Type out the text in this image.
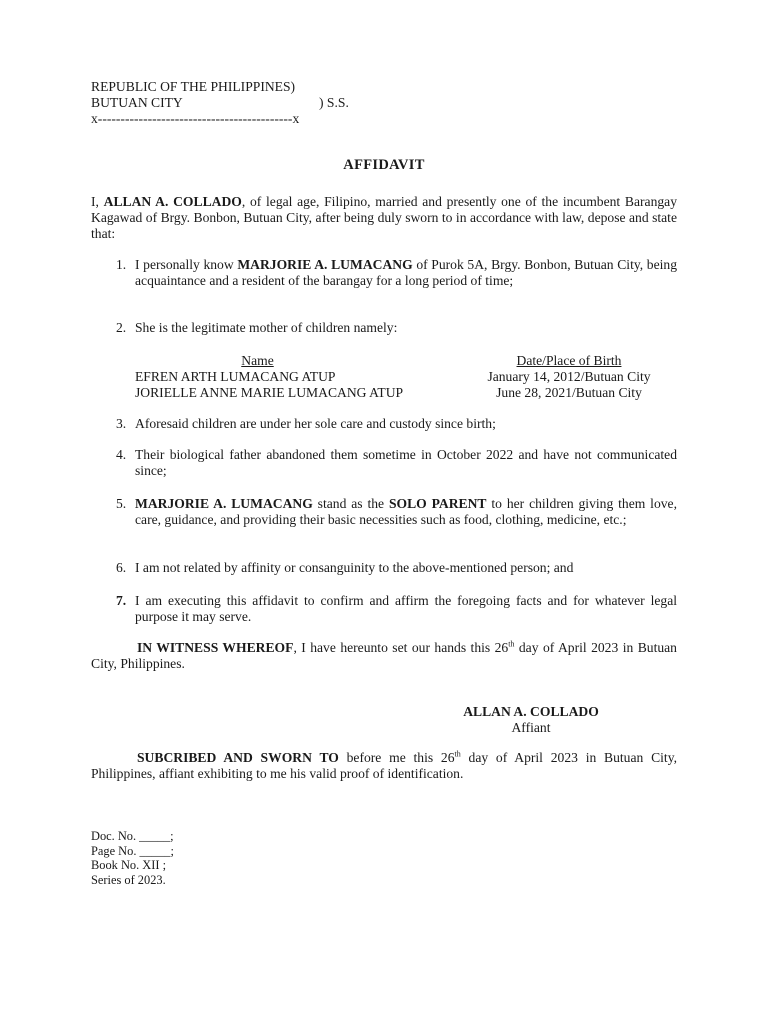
REPUBLIC OF THE PHILIPPINES)
BUTUAN CITY	) S.S.
x-------------------------------------------x
AFFIDAVIT
I, ALLAN A. COLLADO, of legal age, Filipino, married and presently one of the incumbent Barangay Kagawad of Brgy. Bonbon, Butuan City, after being duly sworn to in accordance with law, depose and state that:
1. I personally know MARJORIE A. LUMACANG of Purok 5A, Brgy. Bonbon, Butuan City, being acquaintance and a resident of the barangay for a long period of time;
2. She is the legitimate mother of children namely:
3. Aforesaid children are under her sole care and custody since birth;
4. Their biological father abandoned them sometime in October 2022 and have not communicated since;
5. MARJORIE A. LUMACANG stand as the SOLO PARENT to her children giving them love, care, guidance, and providing their basic necessities such as food, clothing, medicine, etc.;
6. I am not related by affinity or consanguinity to the above-mentioned person; and
7. I am executing this affidavit to confirm and affirm the foregoing facts and for whatever legal purpose it may serve.
Name	Date/Place of Birth
EFREN ARTH LUMACANG ATUP	January 14, 2012/Butuan City
JORIELLE ANNE MARIE LUMACANG ATUP	June 28, 2021/Butuan City
IN WITNESS WHEREOF, I have hereunto set our hands this 26th day of April 2023 in Butuan City, Philippines.
ALLAN A. COLLADO
Affiant
SUBCRIBED AND SWORN TO before me this 26th day of April 2023 in Butuan City, Philippines, affiant exhibiting to me his valid proof of identification.
Doc. No. _____;
Page No. _____;
Book No. XII ;
Series of 2023.
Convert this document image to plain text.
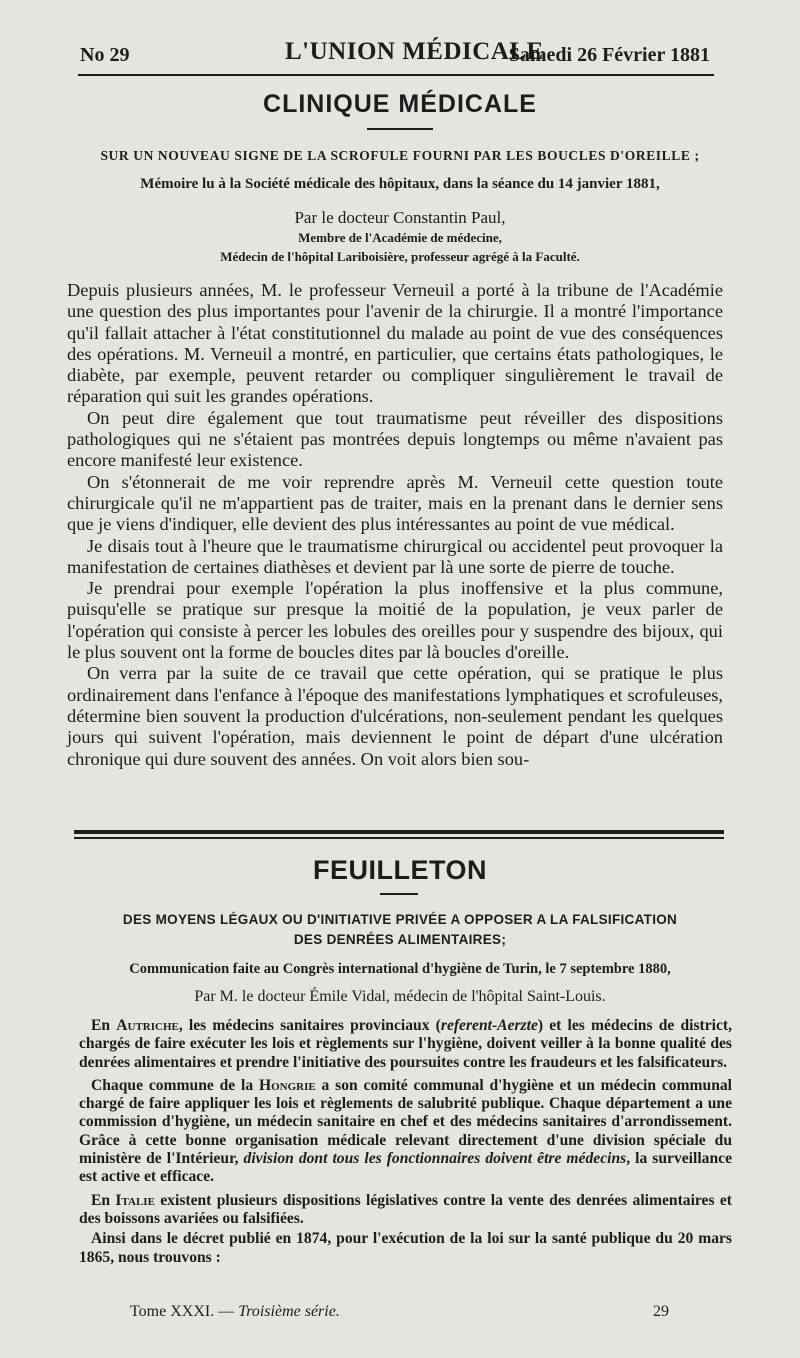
No 29	L'UNION MÉDICALE
Samedi 26 Février 1881
CLINIQUE MÉDICALE
SUR UN NOUVEAU SIGNE DE LA SCROFULE FOURNI PAR LES BOUCLES D'OREILLE ;
Mémoire lu à la Société médicale des hôpitaux, dans la séance du 14 janvier 1881,
Par le docteur Constantin Paul,
Membre de l'Académie de médecine,
Médecin de l'hôpital Lariboisière, professeur agrégé à la Faculté.

Depuis plusieurs années, M. le professeur Verneuil a porté à la tribune de l'Académie une question des plus importantes pour l'avenir de la chirurgie. Il a montré l'importance qu'il fallait attacher à l'état constitutionnel du malade au point de vue des conséquences des opérations. M. Verneuil a montré, en particulier, que certains états pathologiques, le diabète, par exemple, peuvent retarder ou compliquer singulièrement le travail de réparation qui suit les grandes opérations.

On peut dire également que tout traumatisme peut réveiller des dispositions pathologiques qui ne s'étaient pas montrées depuis longtemps ou même n'avaient pas encore manifesté leur existence.

On s'étonnerait de me voir reprendre après M. Verneuil cette question toute chirurgicale qu'il ne m'appartient pas de traiter, mais en la prenant dans le dernier sens que je viens d'indiquer, elle devient des plus intéressantes au point de vue médical.

Je disais tout à l'heure que le traumatisme chirurgical ou accidentel peut provoquer la manifestation de certaines diathèses et devient par là une sorte de pierre de touche.

Je prendrai pour exemple l'opération la plus inoffensive et la plus commune, puisqu'elle se pratique sur presque la moitié de la population, je veux parler de l'opération qui consiste à percer les lobules des oreilles pour y suspendre des bijoux, qui le plus souvent ont la forme de boucles dites par là boucles d'oreille.

On verra par la suite de ce travail que cette opération, qui se pratique le plus ordinairement dans l'enfance à l'époque des manifestations lymphatiques et scrofuleuses, détermine bien souvent la production d'ulcérations, non-seulement pendant les quelques jours qui suivent l'opération, mais deviennent le point de départ d'une ulcération chronique qui dure souvent des années. On voit alors bien sou-

FEUILLETON
DES MOYENS LÉGAUX OU D'INITIATIVE PRIVÉE A OPPOSER A LA FALSIFICATION
DES DENRÉES ALIMENTAIRES;
Communication faite au Congrès international d'hygiène de Turin, le 7 septembre 1880,
Par M. le docteur Émile Vidal, médecin de l'hôpital Saint-Louis.

En Autriche, les médecins sanitaires provinciaux (referent-Aerzte) et les médecins de district, chargés de faire exécuter les lois et règlements sur l'hygiène, doivent veiller à la bonne qualité des denrées alimentaires et prendre l'initiative des poursuites contre les fraudeurs et les falsificateurs.

Chaque commune de la Hongrie a son comité communal d'hygiène et un médecin communal chargé de faire appliquer les lois et règlements de salubrité publique. Chaque département a une commission d'hygiène, un médecin sanitaire en chef et des médecins sanitaires d'arrondissement. Grâce à cette bonne organisation médicale relevant directement d'une division spéciale du ministère de l'Intérieur, division dont tous les fonctionnaires doivent être médecins, la surveillance est active et efficace.

En Italie existent plusieurs dispositions législatives contre la vente des denrées alimentaires et des boissons avariées ou falsifiées.

Ainsi dans le décret publié en 1874, pour l'exécution de la loi sur la santé publique du 20 mars 1865, nous trouvons :

Tome XXXI. — Troisième série.	29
● ● ● ● ●
Stated task:
Gather from the entries above all lines that include the string "LUMACANG".

Response to this exercise:
1. I personally know MARJORIE A. LUMACANG of Purok 5A, Brgy. Bonbon, Butuan City, being acquaintance and a resident of the barangay for a long period of time;
5. MARJORIE A. LUMACANG stand as the SOLO PARENT to her children giving them love, care, guidance, and providing their basic necessities such as food, clothing, medicine, etc.;
EFREN ARTH LUMACANG ATUP	January 14, 2012/Butuan City
JORIELLE ANNE MARIE LUMACANG ATUP	June 28, 2021/Butuan City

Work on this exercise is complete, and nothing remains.